_Records for this task:_

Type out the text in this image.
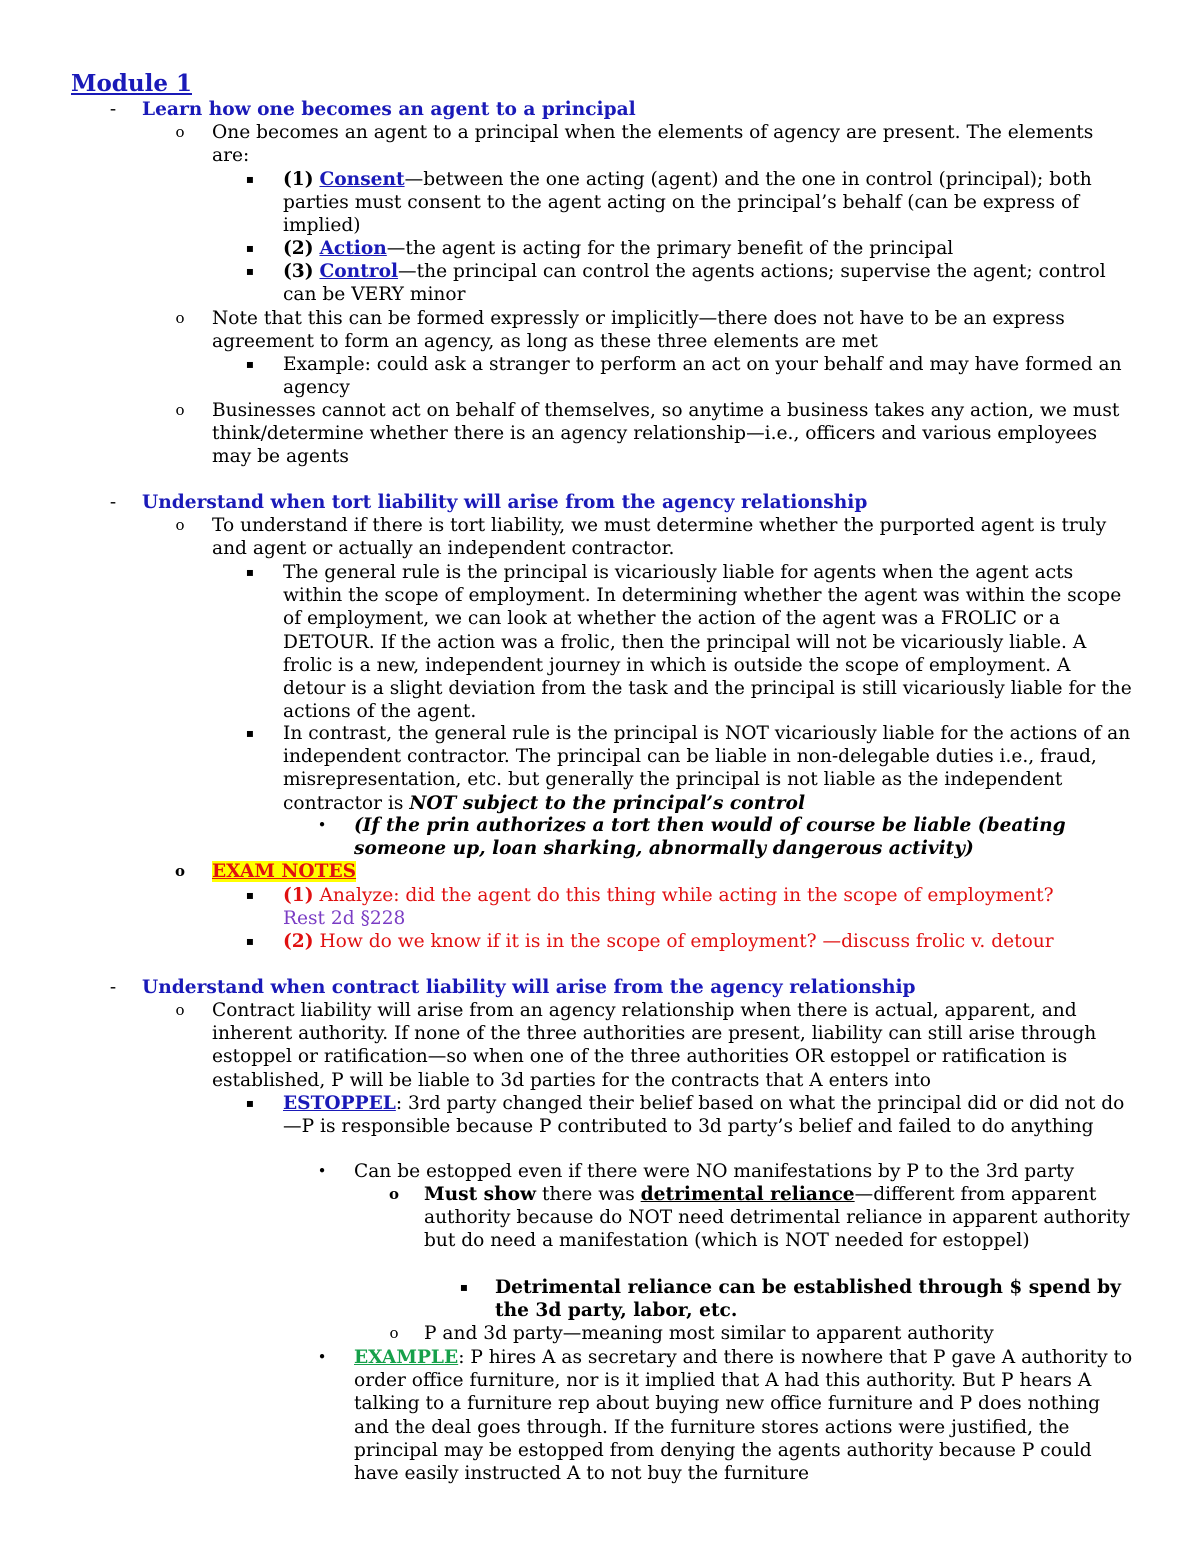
Module 1
-	Learn how one becomes an agent to a principal
o One becomes an agent to a principal when the elements of agency are present. The elements are:
▪	(1) Consent—between the one acting (agent) and the one in control (principal); both parties must consent to the agent acting on the principal’s behalf (can be express of implied)
▪	(2) Action—the agent is acting for the primary benefit of the principal
▪	(3) Control—the principal can control the agents actions; supervise the agent; control can be VERY minor
o Note that this can be formed expressly or implicitly—there does not have to be an express agreement to form an agency, as long as these three elements are met
▪	Example: could ask a stranger to perform an act on your behalf and may have formed an agency
o Businesses cannot act on behalf of themselves, so anytime a business takes any action, we must think/determine whether there is an agency relationship—i.e., officers and various employees may be agents
-	Understand when tort liability will arise from the agency relationship
o To understand if there is tort liability, we must determine whether the purported agent is truly and agent or actually an independent contractor.
▪	The general rule is the principal is vicariously liable for agents when the agent acts within the scope of employment. In determining whether the agent was within the scope of employment, we can look at whether the action of the agent was a FROLIC or a DETOUR. If the action was a frolic, then the principal will not be vicariously liable. A frolic is a new, independent journey in which is outside the scope of employment. A detour is a slight deviation from the task and the principal is still vicariously liable for the actions of the agent.
▪	In contrast, the general rule is the principal is NOT vicariously liable for the actions of an independent contractor. The principal can be liable in non-delegable duties i.e., fraud, misrepresentation, etc. but generally the principal is not liable as the independent contractor is NOT subject to the principal’s control
• (If the prin authorizes a tort then would of course be liable (beating someone up, loan sharking, abnormally dangerous activity)
o EXAM NOTES
▪	(1) Analyze: did the agent do this thing while acting in the scope of employment?
Rest 2d §228
▪	(2) How do we know if it is in the scope of employment? —discuss frolic v. detour
-	Understand when contract liability will arise from the agency relationship
o Contract liability will arise from an agency relationship when there is actual, apparent, and inherent authority. If none of the three authorities are present, liability can still arise through estoppel or ratification—so when one of the three authorities OR estoppel or ratification is established, P will be liable to 3d parties for the contracts that A enters into
▪	ESTOPPEL: 3rd party changed their belief based on what the principal did or did not do—P is responsible because P contributed to 3d party’s belief and failed to do anything
• Can be estopped even if there were NO manifestations by P to the 3rd party
o Must show there was detrimental reliance—different from apparent authority because do NOT need detrimental reliance in apparent authority but do need a manifestation (which is NOT needed for estoppel)
▪	Detrimental reliance can be established through $ spend by the 3d party, labor, etc.
o P and 3d party—meaning most similar to apparent authority
• EXAMPLE: P hires A as secretary and there is nowhere that P gave A authority to order office furniture, nor is it implied that A had this authority. But P hears A talking to a furniture rep about buying new office furniture and P does nothing and the deal goes through. If the furniture stores actions were justified, the principal may be estopped from denying the agents authority because P could have easily instructed A to not buy the furniture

_Given task:_ Pick out and copy every line that contains the word "acting".

_Answer to the exercise:_
▪	(1) Consent—between the one acting (agent) and the one in control (principal); both parties must consent to the agent acting on the principal’s behalf (can be express of implied)
▪	(2) Action—the agent is acting for the primary benefit of the principal
▪	(1) Analyze: did the agent do this thing while acting in the scope of employment?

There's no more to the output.